DIRECTION: Every entry must be given again exactly.

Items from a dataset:
--- START ---
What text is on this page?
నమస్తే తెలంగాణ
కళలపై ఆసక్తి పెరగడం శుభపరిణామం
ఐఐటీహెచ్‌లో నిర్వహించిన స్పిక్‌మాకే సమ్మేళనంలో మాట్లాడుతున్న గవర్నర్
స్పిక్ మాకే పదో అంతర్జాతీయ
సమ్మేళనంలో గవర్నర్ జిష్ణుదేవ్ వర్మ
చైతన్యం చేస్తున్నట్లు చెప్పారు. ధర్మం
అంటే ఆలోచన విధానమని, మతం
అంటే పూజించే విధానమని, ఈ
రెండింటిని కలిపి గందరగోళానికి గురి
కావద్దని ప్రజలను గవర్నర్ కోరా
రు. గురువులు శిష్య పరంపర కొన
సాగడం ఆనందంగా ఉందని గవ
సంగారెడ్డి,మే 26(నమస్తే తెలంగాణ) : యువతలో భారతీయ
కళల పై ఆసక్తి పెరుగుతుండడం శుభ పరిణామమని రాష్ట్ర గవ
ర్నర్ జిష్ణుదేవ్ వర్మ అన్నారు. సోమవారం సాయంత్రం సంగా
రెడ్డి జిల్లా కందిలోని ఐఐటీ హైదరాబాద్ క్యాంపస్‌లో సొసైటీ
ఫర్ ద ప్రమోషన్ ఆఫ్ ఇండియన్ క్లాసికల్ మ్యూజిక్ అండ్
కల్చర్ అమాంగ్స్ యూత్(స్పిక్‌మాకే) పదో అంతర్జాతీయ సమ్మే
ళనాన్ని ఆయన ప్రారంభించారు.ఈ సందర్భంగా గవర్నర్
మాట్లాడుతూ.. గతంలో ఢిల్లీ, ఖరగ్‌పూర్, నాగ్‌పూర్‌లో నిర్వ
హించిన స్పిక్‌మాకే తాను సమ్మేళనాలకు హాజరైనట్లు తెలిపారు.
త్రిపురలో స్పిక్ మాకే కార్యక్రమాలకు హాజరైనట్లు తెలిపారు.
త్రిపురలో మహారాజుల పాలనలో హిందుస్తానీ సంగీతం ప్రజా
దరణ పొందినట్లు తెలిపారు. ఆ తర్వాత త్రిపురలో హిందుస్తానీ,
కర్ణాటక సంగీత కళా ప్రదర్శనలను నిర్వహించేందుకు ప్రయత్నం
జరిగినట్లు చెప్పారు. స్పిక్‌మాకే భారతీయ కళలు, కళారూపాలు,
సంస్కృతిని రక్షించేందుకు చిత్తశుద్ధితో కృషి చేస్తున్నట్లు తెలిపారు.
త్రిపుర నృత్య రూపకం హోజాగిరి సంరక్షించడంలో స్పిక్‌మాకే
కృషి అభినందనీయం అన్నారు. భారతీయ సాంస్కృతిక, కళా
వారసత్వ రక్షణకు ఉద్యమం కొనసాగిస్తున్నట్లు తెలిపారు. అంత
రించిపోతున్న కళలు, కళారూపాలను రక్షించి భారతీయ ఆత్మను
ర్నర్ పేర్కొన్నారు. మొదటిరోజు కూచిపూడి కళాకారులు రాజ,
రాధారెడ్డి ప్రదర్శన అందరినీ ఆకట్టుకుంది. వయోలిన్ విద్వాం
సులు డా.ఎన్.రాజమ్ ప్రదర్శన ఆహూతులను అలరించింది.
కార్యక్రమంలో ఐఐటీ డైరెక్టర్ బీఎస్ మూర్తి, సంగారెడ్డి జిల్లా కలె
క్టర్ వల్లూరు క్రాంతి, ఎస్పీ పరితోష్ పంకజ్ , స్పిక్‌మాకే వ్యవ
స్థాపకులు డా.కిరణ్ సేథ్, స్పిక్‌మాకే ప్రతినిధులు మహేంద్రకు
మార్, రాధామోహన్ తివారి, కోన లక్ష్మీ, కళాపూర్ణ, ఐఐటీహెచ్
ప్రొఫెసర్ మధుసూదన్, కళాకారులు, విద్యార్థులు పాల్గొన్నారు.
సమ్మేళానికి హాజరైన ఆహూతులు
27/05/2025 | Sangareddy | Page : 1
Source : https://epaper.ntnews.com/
--- END ---
TASK OUTPUT:
What text is on this page?
నమస్తే తెలంగాణ
కళలపై ఆసక్తి పెరగడం శుభపరిణామం
ఐఐటీహెచ్‌లో నిర్వహించిన స్పిక్‌మాకే సమ్మేళనంలో మాట్లాడుతున్న గవర్నర్
స్పిక్ మాకే పదో అంతర్జాతీయ
సమ్మేళనంలో గవర్నర్ జిష్ణుదేవ్ వర్మ
చైతన్యం చేస్తున్నట్లు చెప్పారు. ధర్మం
అంటే ఆలోచన విధానమని, మతం
అంటే పూజించే విధానమని, ఈ
రెండింటిని కలిపి గందరగోళానికి గురి
కావద్దని ప్రజలను గవర్నర్ కోరా
రు. గురువులు శిష్య పరంపర కొన
సాగడం ఆనందంగా ఉందని గవ
సంగారెడ్డి,మే 26(నమస్తే తెలంగాణ) : యువతలో భారతీయ
కళల పై ఆసక్తి పెరుగుతుండడం శుభ పరిణామమని రాష్ట్ర గవ
ర్నర్ జిష్ణుదేవ్ వర్మ అన్నారు. సోమవారం సాయంత్రం సంగా
రెడ్డి జిల్లా కందిలోని ఐఐటీ హైదరాబాద్ క్యాంపస్‌లో సొసైటీ
ఫర్ ద ప్రమోషన్ ఆఫ్ ఇండియన్ క్లాసికల్ మ్యూజిక్ అండ్
కల్చర్ అమాంగ్స్ యూత్(స్పిక్‌మాకే) పదో అంతర్జాతీయ సమ్మే
ళనాన్ని ఆయన ప్రారంభించారు.ఈ సందర్భంగా గవర్నర్
మాట్లాడుతూ.. గతంలో ఢిల్లీ, ఖరగ్‌పూర్, నాగ్‌పూర్‌లో నిర్వ
హించిన స్పిక్‌మాకే తాను సమ్మేళనాలకు హాజరైనట్లు తెలిపారు.
త్రిపురలో స్పిక్ మాకే కార్యక్రమాలకు హాజరైనట్లు తెలిపారు.
త్రిపురలో మహారాజుల పాలనలో హిందుస్తానీ సంగీతం ప్రజా
దరణ పొందినట్లు తెలిపారు. ఆ తర్వాత త్రిపురలో హిందుస్తానీ,
కర్ణాటక సంగీత కళా ప్రదర్శనలను నిర్వహించేందుకు ప్రయత్నం
జరిగినట్లు చెప్పారు. స్పిక్‌మాకే భారతీయ కళలు, కళారూపాలు,
సంస్కృతిని రక్షించేందుకు చిత్తశుద్ధితో కృషి చేస్తున్నట్లు తెలిపారు.
త్రిపుర నృత్య రూపకం హోజాగిరి సంరక్షించడంలో స్పిక్‌మాకే
కృషి అభినందనీయం అన్నారు. భారతీయ సాంస్కృతిక, కళా
వారసత్వ రక్షణకు ఉద్యమం కొనసాగిస్తున్నట్లు తెలిపారు. అంత
రించిపోతున్న కళలు, కళారూపాలను రక్షించి భారతీయ ఆత్మను
ర్నర్ పేర్కొన్నారు. మొదటిరోజు కూచిపూడి కళాకారులు రాజ,
రాధారెడ్డి ప్రదర్శన అందరినీ ఆకట్టుకుంది. వయోలిన్ విద్వాం
సులు డా.ఎన్.రాజమ్ ప్రదర్శన ఆహూతులను అలరించింది.
కార్యక్రమంలో ఐఐటీ డైరెక్టర్ బీఎస్ మూర్తి, సంగారెడ్డి జిల్లా కలె
క్టర్ వల్లూరు క్రాంతి, ఎస్పీ పరితోష్ పంకజ్ , స్పిక్‌మాకే వ్యవ
స్థాపకులు డా.కిరణ్ సేథ్, స్పిక్‌మాకే ప్రతినిధులు మహేంద్రకు
మార్, రాధామోహన్ తివారి, కోన లక్ష్మీ, కళాపూర్ణ, ఐఐటీహెచ్
ప్రొఫెసర్ మధుసూదన్, కళాకారులు, విద్యార్థులు పాల్గొన్నారు.
సమ్మేళానికి హాజరైన ఆహూతులు
27/05/2025 | Sangareddy | Page : 1
Source : https://epaper.ntnews.com/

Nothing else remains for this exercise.